◆ WRITTEN TASK ◆
In the records that follow, locate every line with "family" and extract it.

[Items from a dataset]
■ ■ ■ ■ ■
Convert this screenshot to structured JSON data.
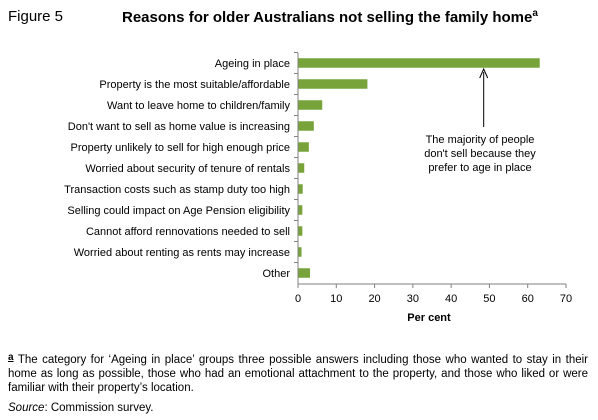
{
  "figure_label": "Figure 5",
  "title": "Reasons for older Australians not selling the family home",
  "title_note_marker": "a",
  "chart_data": {
    "type": "bar",
    "orientation": "horizontal",
    "categories": [
      "Ageing in place",
      "Property is the most suitable/affordable",
      "Want to leave home to children/family",
      "Don't want to sell as home value is increasing",
      "Property unlikely to sell for high enough price",
      "Worried about security of tenure of rentals",
      "Transaction costs such as stamp duty too high",
      "Selling could impact on Age Pension eligibility",
      "Cannot afford rennovations needed to sell",
      "Worried about renting as rents may increase",
      "Other"
    ],
    "values": [
      63,
      18,
      6.2,
      4,
      2.7,
      1.5,
      1.1,
      1.0,
      1.0,
      0.8,
      3.0
    ],
    "xlabel": "Per cent",
    "xlim": [
      0,
      70
    ],
    "xticks": [
      0,
      10,
      20,
      30,
      40,
      50,
      60,
      70
    ],
    "bar_color": "#77a33a",
    "grid": false,
    "annotation": {
      "lines": [
        "The majority of people",
        "don't sell because they",
        "prefer to age in place"
      ],
      "arrow_to_x": 48.5
    }
  },
  "footnote": {
    "marker": "a",
    "text": "The category for ‘Ageing in place’ groups three possible answers including those who wanted to stay in their home as long as possible, those who had an emotional attachment to the property, and those who liked or were familiar with their property’s location."
  },
  "source": {
    "label": "Source",
    "text": ": Commission survey."
  }
}
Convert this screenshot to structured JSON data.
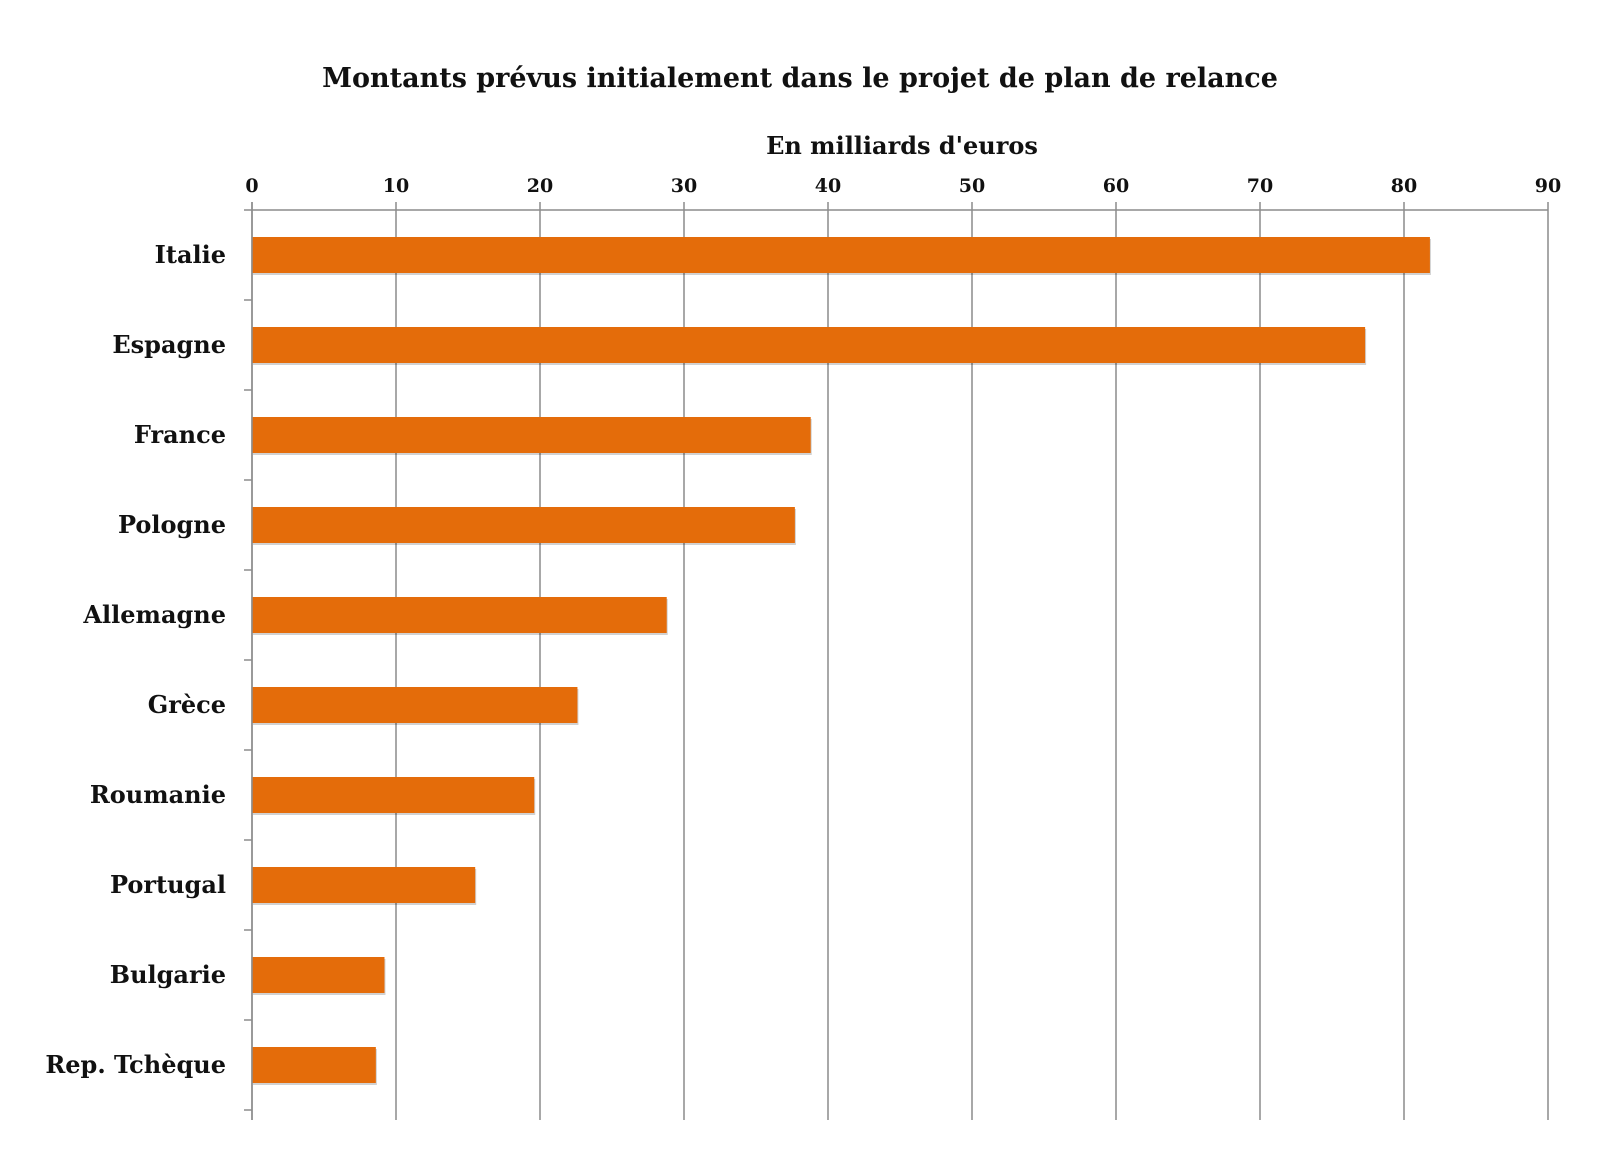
{
  "chart_data": {
    "type": "bar",
    "orientation": "horizontal",
    "title": "Montants prévus initialement dans le projet de plan de relance",
    "xlabel": "En milliards d'euros",
    "ylabel": "",
    "xlim": [
      0,
      90
    ],
    "ticks": [
      0,
      10,
      20,
      30,
      40,
      50,
      60,
      70,
      80,
      90
    ],
    "tick_labels": [
      "0",
      "10",
      "20",
      "30",
      "40",
      "50",
      "60",
      "70",
      "80",
      "90"
    ],
    "categories": [
      "Italie",
      "Espagne",
      "France",
      "Pologne",
      "Allemagne",
      "Grèce",
      "Roumanie",
      "Portugal",
      "Bulgarie",
      "Rep. Tchèque"
    ],
    "values": [
      81.8,
      77.3,
      38.8,
      37.7,
      28.8,
      22.6,
      19.6,
      15.5,
      9.2,
      8.6
    ],
    "bar_color": "#e46c0a",
    "grid": true,
    "legend": "none"
  }
}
■ ■ ■ ■ ■
◆ ANSWER TO THE PROBLEM ◆
  "title": "Reasons for older Australians not selling the family home",
      "Want to leave home to children/family",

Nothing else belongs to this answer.